THE RECORDS:

::::::::::

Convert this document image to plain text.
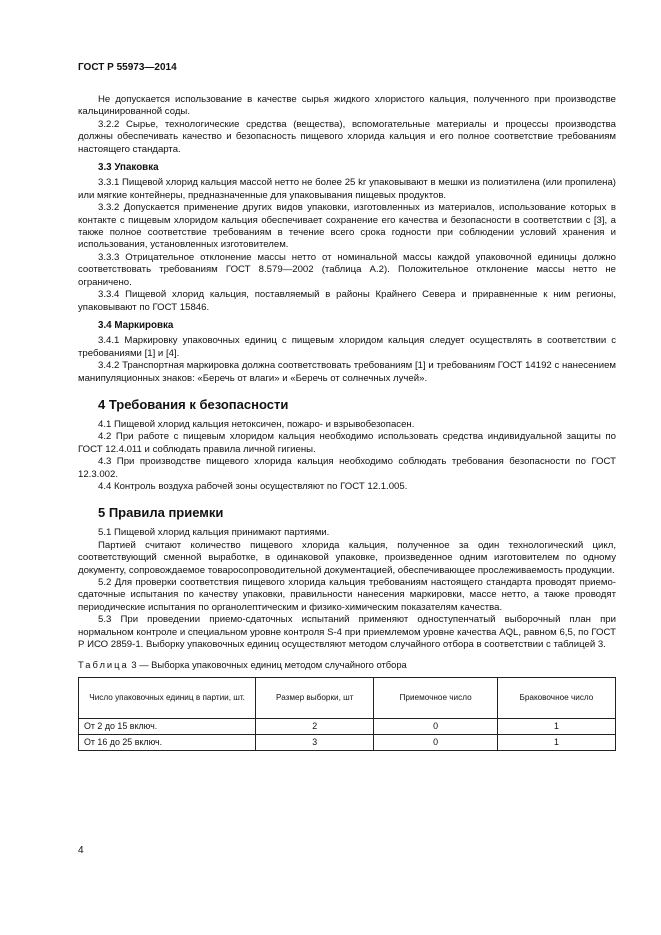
ГОСТ Р 55973—2014

Не допускается использование в качестве сырья жидкого хлористого кальция, полученного при производстве кальцинированной соды.

3.2.2 Сырье, технологические средства (вещества), вспомогательные материалы и процессы производства должны обеспечивать качество и безопасность пищевого хлорида кальция и его полное соответствие требованиям настоящего стандарта.

3.3 Упаковка

3.3.1 Пищевой хлорид кальция массой нетто не более 25 kг упаковывают в мешки из полиэтилена (или пропилена) или мягкие контейнеры, предназначенные для упаковывания пищевых продуктов.

3.3.2 Допускается применение других видов упаковки, изготовленных из материалов, использование которых в контакте с пищевым хлоридом кальция обеспечивает сохранение его качества и безопасности в соответствии с [3], а также полное соответствие требованиям в течение всего срока годности при соблюдении условий хранения и использования, установленных изготовителем.

3.3.3 Отрицательное отклонение массы нетто от номинальной массы каждой упаковочной единицы должно соответствовать требованиям ГОСТ 8.579—2002 (таблица А.2). Положительное отклонение массы нетто не ограничено.

3.3.4 Пищевой хлорид кальция, поставляемый в районы Крайнего Севера и приравненные к ним регионы, упаковывают по ГОСТ 15846.

3.4 Маркировка

3.4.1 Маркировку упаковочных единиц с пищевым хлоридом кальция следует осуществлять в соответствии с требованиями [1] и [4].

3.4.2 Транспортная маркировка должна соответствовать требованиям [1] и требованиям ГОСТ 14192 с нанесением манипуляционных знаков: «Беречь от влаги» и «Беречь от солнечных лучей».

4 Требования к безопасности

4.1 Пищевой хлорид кальция нетоксичен, пожаро- и взрывобезопасен.

4.2 При работе с пищевым хлоридом кальция необходимо использовать средства индивидуальной защиты по ГОСТ 12.4.011 и соблюдать правила личной гигиены.

4.3 При производстве пищевого хлорида кальция необходимо соблюдать требования безопасности по ГОСТ 12.3.002.

4.4 Контроль воздуха рабочей зоны осуществляют по ГОСТ 12.1.005.

5 Правила приемки

5.1 Пищевой хлорид кальция принимают партиями.

Партией считают количество пищевого хлорида кальция, полученное за один технологический цикл, соответствующий сменной выработке, в одинаковой упаковке, произведенное одним изготовителем по одному документу, сопровождаемое товаросопроводительной документацией, обеспечивающее прослеживаемость продукции.

5.2 Для проверки соответствия пищевого хлорида кальция требованиям настоящего стандарта проводят приемо-сдаточные испытания по качеству упаковки, правильности нанесения маркировки, массе нетто, а также проводят периодические испытания по органолептическим и физико-химическим показателям качества.

5.3 При проведении приемо-сдаточных испытаний применяют одноступенчатый выборочный план при нормальном контроле и специальном уровне контроля S-4 при приемлемом уровне качества AQL, равном 6,5, по ГОСТ Р ИСО 2859-1. Выборку упаковочных единиц осуществляют методом случайного отбора в соответствии с таблицей 3.

Таблица 3 — Выборка упаковочных единиц методом случайного отбора
Число упаковочных единиц в партии, шт.	Размер выборки, шт	Приемочное число	Браковочное число
От 2 до 15 включ.	2	0	1
От 16 до 25 включ.	3	0	1
4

::::::::::

INSTRUCTIONS TO FOLLOW: Return all lines containing the word "полное".

COMPLETED TASK:
3.2.2 Сырье, технологические средства (вещества), вспомогательные материалы и процессы производства должны обеспечивать качество и безопасность пищевого хлорида кальция и его полное соответствие требованиям настоящего стандарта.
3.3.2 Допускается применение других видов упаковки, изготовленных из материалов, использование которых в контакте с пищевым хлоридом кальция обеспечивает сохранение его качества и безопасности в соответствии с [3], а также полное соответствие требованиям в течение всего срока годности при соблюдении условий хранения и использования, установленных изготовителем.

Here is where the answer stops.